What needs to be done:
Reproduce the entries word for word, and omit any picture you find in them.

Input:
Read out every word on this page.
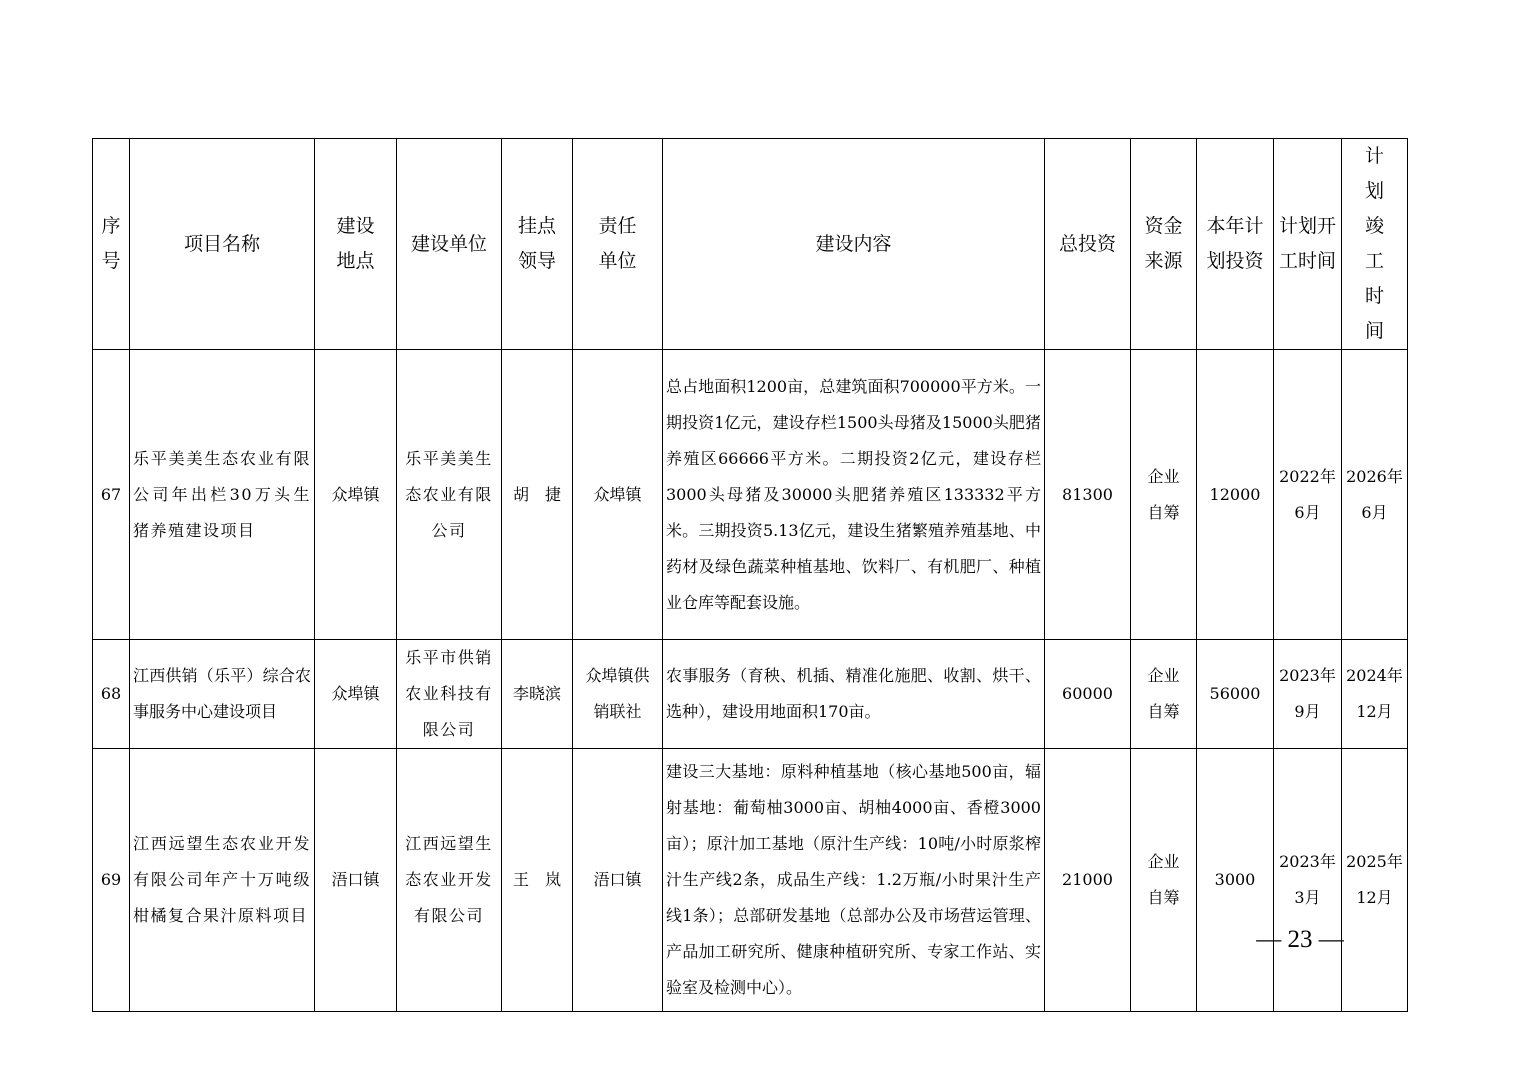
序号	项目名称	建设地点	建设单位	挂点领导	责任单位	建设内容	总投资	资金来源	本年计划投资	计划开工时间	计划竣工时间
67	乐平美美生态农业有限公司年出栏30万头生猪养殖建设项目	众埠镇	乐平美美生态农业有限公司	胡　捷	众埠镇	总占地面积1200亩，总建筑面积700000平方米。一期投资1亿元，建设存栏1500头母猪及15000头肥猪养殖区66666平方米。二期投资2亿元，建设存栏3000头母猪及30000头肥猪养殖区133332平方米。三期投资5.13亿元，建设生猪繁殖养殖基地、中药材及绿色蔬菜种植基地、饮料厂、有机肥厂、种植业仓库等配套设施。	81300	企业自筹	12000	2022年6月	2026年6月
68	江西供销（乐平）综合农事服务中心建设项目	众埠镇	乐平市供销农业科技有限公司	李晓滨	众埠镇供销联社	农事服务（育秧、机插、精准化施肥、收割、烘干、选种），建设用地面积170亩。	60000	企业自筹	56000	2023年9月	2024年12月
69	江西远望生态农业开发有限公司年产十万吨级柑橘复合果汁原料项目	浯口镇	江西远望生态农业开发有限公司	王　岚	浯口镇	建设三大基地：原料种植基地（核心基地500亩，辐射基地：葡萄柚3000亩、胡柚4000亩、香橙3000亩）；原汁加工基地（原汁生产线：10吨/小时原浆榨汁生产线2条，成品生产线：1.2万瓶/小时果汁生产线1条）；总部研发基地（总部办公及市场营运管理、产品加工研究所、健康种植研究所、专家工作站、实验室及检测中心）。	21000	企业自筹	3000	2023年3月	2025年12月
— 23 —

Result:
Read out every word on this page.
序号	项目名称	建设地点	建设单位	挂点领导	责任单位	建设内容	总投资	资金来源	本年计划投资	计划开工时间	计划竣工时间
67	乐平美美生态农业有限公司年出栏30万头生猪养殖建设项目	众埠镇	乐平美美生态农业有限公司	胡　捷	众埠镇	总占地面积1200亩，总建筑面积700000平方米。一期投资1亿元，建设存栏1500头母猪及15000头肥猪养殖区66666平方米。二期投资2亿元，建设存栏3000头母猪及30000头肥猪养殖区133332平方米。三期投资5.13亿元，建设生猪繁殖养殖基地、中药材及绿色蔬菜种植基地、饮料厂、有机肥厂、种植业仓库等配套设施。	81300	企业自筹	12000	2022年6月	2026年6月
68	江西供销（乐平）综合农事服务中心建设项目	众埠镇	乐平市供销农业科技有限公司	李晓滨	众埠镇供销联社	农事服务（育秧、机插、精准化施肥、收割、烘干、选种），建设用地面积170亩。	60000	企业自筹	56000	2023年9月	2024年12月
69	江西远望生态农业开发有限公司年产十万吨级柑橘复合果汁原料项目	浯口镇	江西远望生态农业开发有限公司	王　岚	浯口镇	建设三大基地：原料种植基地（核心基地500亩，辐射基地：葡萄柚3000亩、胡柚4000亩、香橙3000亩）；原汁加工基地（原汁生产线：10吨/小时原浆榨汁生产线2条，成品生产线：1.2万瓶/小时果汁生产线1条）；总部研发基地（总部办公及市场营运管理、产品加工研究所、健康种植研究所、专家工作站、实验室及检测中心）。	21000	企业自筹	3000	2023年3月	2025年12月
— 23 —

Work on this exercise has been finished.